WRITTEN TASK>
Say how many lines in the data below contain the word "time", and give no other text.

MATERIAL FOR THIS TASK>

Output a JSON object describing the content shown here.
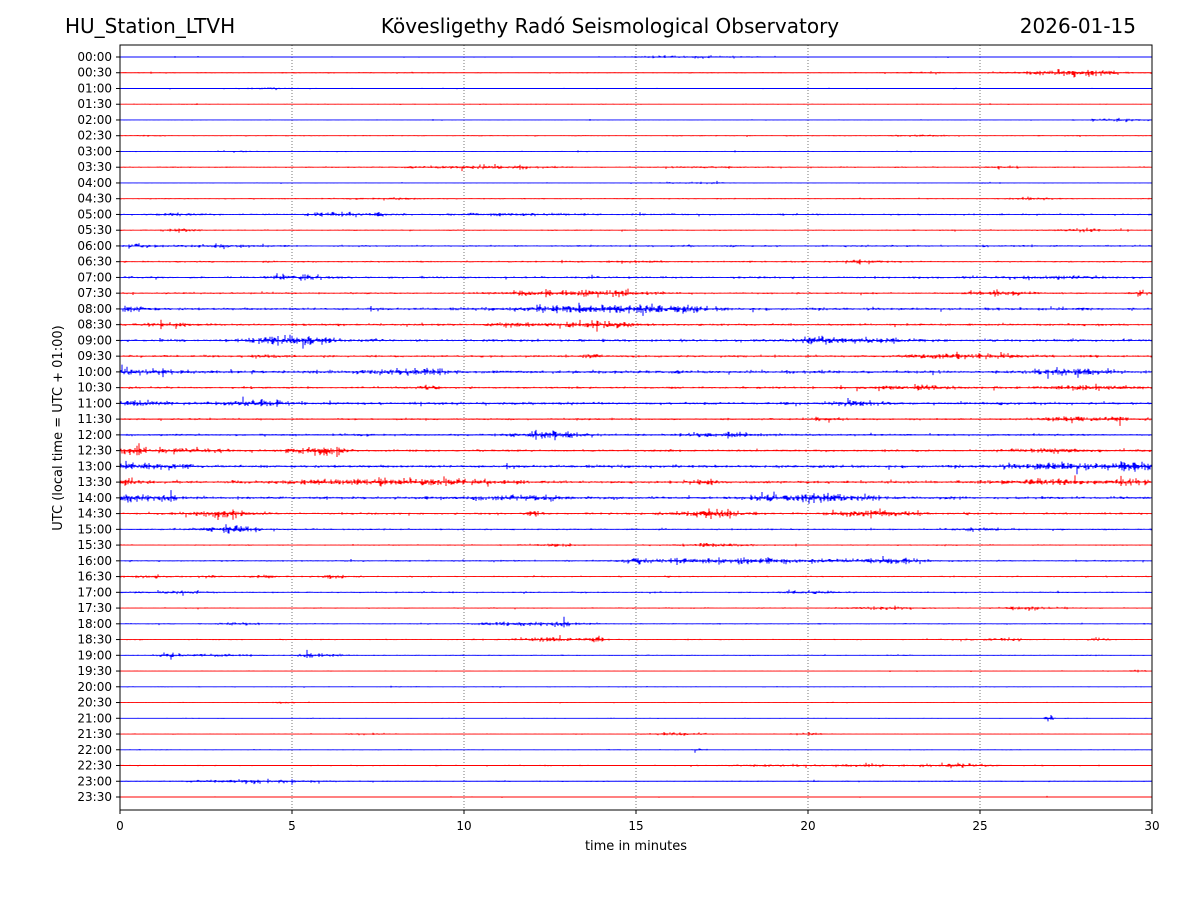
{
  "header": {
    "station": "HU_Station_LTVH",
    "observatory": "Kövesligethy Radó Seismological Observatory",
    "date": "2026-01-15"
  },
  "chart_data": {
    "type": "line",
    "title": "Kövesligethy Radó Seismological Observatory",
    "xlabel": "time in minutes",
    "ylabel": "UTC (local time = UTC + 01:00)",
    "xlim": [
      0,
      30
    ],
    "x_ticks": [
      "0",
      "5",
      "10",
      "15",
      "20",
      "25",
      "30"
    ],
    "x_tick_values": [
      0,
      5,
      10,
      15,
      20,
      25,
      30
    ],
    "grid": "vertical dotted at x ticks",
    "series_colors": [
      "#0000ff",
      "#ff0000"
    ],
    "rows": [
      {
        "label": "00:00",
        "base": 0.35,
        "events": [
          [
            16,
            0.8,
            1.0
          ],
          [
            17.8,
            0.6,
            0.6
          ]
        ]
      },
      {
        "label": "00:30",
        "base": 0.45,
        "events": [
          [
            27,
            0.9,
            1.2
          ],
          [
            28.3,
            0.8,
            1.6
          ],
          [
            23.5,
            0.4,
            0.6
          ]
        ]
      },
      {
        "label": "01:00",
        "base": 0.35,
        "events": [
          [
            4.2,
            0.5,
            0.6
          ]
        ]
      },
      {
        "label": "01:30",
        "base": 0.35,
        "events": []
      },
      {
        "label": "02:00",
        "base": 0.35,
        "events": [
          [
            29.0,
            0.6,
            1.2
          ]
        ]
      },
      {
        "label": "02:30",
        "base": 0.45,
        "events": [
          [
            23.2,
            0.6,
            0.7
          ],
          [
            0.8,
            0.3,
            0.5
          ]
        ]
      },
      {
        "label": "03:00",
        "base": 0.4,
        "events": [
          [
            3.5,
            0.4,
            0.5
          ]
        ]
      },
      {
        "label": "03:30",
        "base": 0.55,
        "events": [
          [
            10.5,
            1.2,
            1.4
          ],
          [
            17,
            0.6,
            0.8
          ],
          [
            25.5,
            0.4,
            0.8
          ]
        ]
      },
      {
        "label": "04:00",
        "base": 0.35,
        "events": [
          [
            16.5,
            0.7,
            0.6
          ],
          [
            25.2,
            0.3,
            0.5
          ]
        ]
      },
      {
        "label": "04:30",
        "base": 0.5,
        "events": [
          [
            8.0,
            0.6,
            0.7
          ],
          [
            26.5,
            0.5,
            0.8
          ]
        ]
      },
      {
        "label": "05:00",
        "base": 0.7,
        "events": [
          [
            1.8,
            0.5,
            1.0
          ],
          [
            6.2,
            0.6,
            1.4
          ],
          [
            11.5,
            1.2,
            1.1
          ],
          [
            7.5,
            0.4,
            0.9
          ]
        ]
      },
      {
        "label": "05:30",
        "base": 0.5,
        "events": [
          [
            1.8,
            0.4,
            1.0
          ],
          [
            28.0,
            0.6,
            1.2
          ]
        ]
      },
      {
        "label": "06:00",
        "base": 0.75,
        "events": [
          [
            0.6,
            0.5,
            1.2
          ],
          [
            3.0,
            0.7,
            1.0
          ]
        ]
      },
      {
        "label": "06:30",
        "base": 0.65,
        "events": [
          [
            15.0,
            0.5,
            0.8
          ],
          [
            21.5,
            0.6,
            1.1
          ]
        ]
      },
      {
        "label": "07:00",
        "base": 0.85,
        "events": [
          [
            5.2,
            0.6,
            2.2
          ],
          [
            27.0,
            1.5,
            0.9
          ]
        ]
      },
      {
        "label": "07:30",
        "base": 0.7,
        "events": [
          [
            12.5,
            1.0,
            2.0
          ],
          [
            14.5,
            0.8,
            1.4
          ],
          [
            25.5,
            0.7,
            1.8
          ],
          [
            29.8,
            0.3,
            1.8
          ]
        ]
      },
      {
        "label": "08:00",
        "base": 1.1,
        "events": [
          [
            0.4,
            0.4,
            1.8
          ],
          [
            13.5,
            1.2,
            2.6
          ],
          [
            15.8,
            1.0,
            2.4
          ]
        ]
      },
      {
        "label": "08:30",
        "base": 0.9,
        "events": [
          [
            13.8,
            0.9,
            2.8
          ],
          [
            11.5,
            0.5,
            1.6
          ],
          [
            1.5,
            0.6,
            1.4
          ]
        ]
      },
      {
        "label": "09:00",
        "base": 1.1,
        "events": [
          [
            5.1,
            0.8,
            3.6
          ],
          [
            21.5,
            1.0,
            1.8
          ],
          [
            20.2,
            0.3,
            2.2
          ]
        ]
      },
      {
        "label": "09:30",
        "base": 0.9,
        "events": [
          [
            24.5,
            1.2,
            2.0
          ],
          [
            13.8,
            0.2,
            1.8
          ],
          [
            4.3,
            0.2,
            1.6
          ]
        ]
      },
      {
        "label": "10:00",
        "base": 1.3,
        "events": [
          [
            8.5,
            0.6,
            2.6
          ],
          [
            27.7,
            0.6,
            2.8
          ],
          [
            0.5,
            0.8,
            1.8
          ]
        ]
      },
      {
        "label": "10:30",
        "base": 0.9,
        "events": [
          [
            23.0,
            1.0,
            1.4
          ],
          [
            28.5,
            1.0,
            1.6
          ],
          [
            9.0,
            0.3,
            1.2
          ]
        ]
      },
      {
        "label": "11:00",
        "base": 1.1,
        "events": [
          [
            0.7,
            0.6,
            2.0
          ],
          [
            3.8,
            0.6,
            2.4
          ],
          [
            21.3,
            0.5,
            1.8
          ]
        ]
      },
      {
        "label": "11:30",
        "base": 0.8,
        "events": [
          [
            28.0,
            1.0,
            1.6
          ],
          [
            29.0,
            0.15,
            2.2
          ],
          [
            20.5,
            0.3,
            1.2
          ]
        ]
      },
      {
        "label": "12:00",
        "base": 0.9,
        "events": [
          [
            12.5,
            0.7,
            2.8
          ],
          [
            17.5,
            0.8,
            1.4
          ]
        ]
      },
      {
        "label": "12:30",
        "base": 0.9,
        "events": [
          [
            0.2,
            0.4,
            3.0
          ],
          [
            5.8,
            0.6,
            3.0
          ],
          [
            1.8,
            1.0,
            1.4
          ],
          [
            27.0,
            1.0,
            1.2
          ]
        ]
      },
      {
        "label": "13:00",
        "base": 1.2,
        "events": [
          [
            0.5,
            1.0,
            1.8
          ],
          [
            27.5,
            1.2,
            2.4
          ],
          [
            29.7,
            0.6,
            2.6
          ]
        ]
      },
      {
        "label": "13:30",
        "base": 1.1,
        "events": [
          [
            8.0,
            2.0,
            2.6
          ],
          [
            27.0,
            1.0,
            2.0
          ],
          [
            17.0,
            0.3,
            1.8
          ],
          [
            29.5,
            0.5,
            2.2
          ],
          [
            0.2,
            0.3,
            2.2
          ]
        ]
      },
      {
        "label": "14:00",
        "base": 1.1,
        "events": [
          [
            0.5,
            0.7,
            2.8
          ],
          [
            20.2,
            1.2,
            3.0
          ],
          [
            11.5,
            1.2,
            1.6
          ]
        ]
      },
      {
        "label": "14:30",
        "base": 0.9,
        "events": [
          [
            3.0,
            0.6,
            3.0
          ],
          [
            17.3,
            0.7,
            3.0
          ],
          [
            22.0,
            0.8,
            2.8
          ],
          [
            12.0,
            0.2,
            1.4
          ]
        ]
      },
      {
        "label": "15:00",
        "base": 0.7,
        "events": [
          [
            3.2,
            0.6,
            2.8
          ],
          [
            25.0,
            0.5,
            1.2
          ]
        ]
      },
      {
        "label": "15:30",
        "base": 0.55,
        "events": [
          [
            17.3,
            0.6,
            1.6
          ],
          [
            12.5,
            0.5,
            1.0
          ]
        ]
      },
      {
        "label": "16:00",
        "base": 0.7,
        "events": [
          [
            15.0,
            0.3,
            2.4
          ],
          [
            18.8,
            1.2,
            2.2
          ],
          [
            22.3,
            0.8,
            2.0
          ],
          [
            16.5,
            0.8,
            1.4
          ]
        ]
      },
      {
        "label": "16:30",
        "base": 0.6,
        "events": [
          [
            0.8,
            0.5,
            1.2
          ],
          [
            2.7,
            0.2,
            1.4
          ],
          [
            4.2,
            0.3,
            1.4
          ],
          [
            6.2,
            0.3,
            1.2
          ]
        ]
      },
      {
        "label": "17:00",
        "base": 0.6,
        "events": [
          [
            1.5,
            0.6,
            1.1
          ],
          [
            20.0,
            0.8,
            1.0
          ]
        ]
      },
      {
        "label": "17:30",
        "base": 0.5,
        "events": [
          [
            22.0,
            0.8,
            1.1
          ],
          [
            26.5,
            0.7,
            1.1
          ]
        ]
      },
      {
        "label": "18:00",
        "base": 0.5,
        "events": [
          [
            12.3,
            0.8,
            1.8
          ],
          [
            3.5,
            0.4,
            1.0
          ],
          [
            10.8,
            0.3,
            1.2
          ]
        ]
      },
      {
        "label": "18:30",
        "base": 0.5,
        "events": [
          [
            12.5,
            0.8,
            1.6
          ],
          [
            13.9,
            0.15,
            2.2
          ],
          [
            28.5,
            0.2,
            1.4
          ],
          [
            25.5,
            0.6,
            1.0
          ]
        ]
      },
      {
        "label": "19:00",
        "base": 0.45,
        "events": [
          [
            1.5,
            0.3,
            1.4
          ],
          [
            2.8,
            0.8,
            1.0
          ],
          [
            5.8,
            0.5,
            1.2
          ]
        ]
      },
      {
        "label": "19:30",
        "base": 0.35,
        "events": [
          [
            29.5,
            0.4,
            0.6
          ]
        ]
      },
      {
        "label": "20:00",
        "base": 0.35,
        "events": []
      },
      {
        "label": "20:30",
        "base": 0.35,
        "events": [
          [
            4.9,
            0.4,
            0.7
          ]
        ]
      },
      {
        "label": "21:00",
        "base": 0.3,
        "events": [
          [
            27.0,
            0.08,
            3.4
          ]
        ]
      },
      {
        "label": "21:30",
        "base": 0.4,
        "events": [
          [
            16.2,
            0.6,
            1.1
          ],
          [
            20.0,
            0.3,
            1.0
          ],
          [
            7.0,
            0.3,
            0.7
          ]
        ]
      },
      {
        "label": "22:00",
        "base": 0.35,
        "events": [
          [
            16.8,
            0.1,
            1.4
          ]
        ]
      },
      {
        "label": "22:30",
        "base": 0.5,
        "events": [
          [
            24.5,
            0.7,
            1.6
          ],
          [
            21.5,
            1.0,
            0.9
          ],
          [
            18.5,
            0.8,
            0.7
          ]
        ]
      },
      {
        "label": "23:00",
        "base": 0.45,
        "events": [
          [
            3.8,
            1.2,
            1.4
          ]
        ]
      },
      {
        "label": "23:30",
        "base": 0.35,
        "events": []
      }
    ]
  }
}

OUTPUT>
2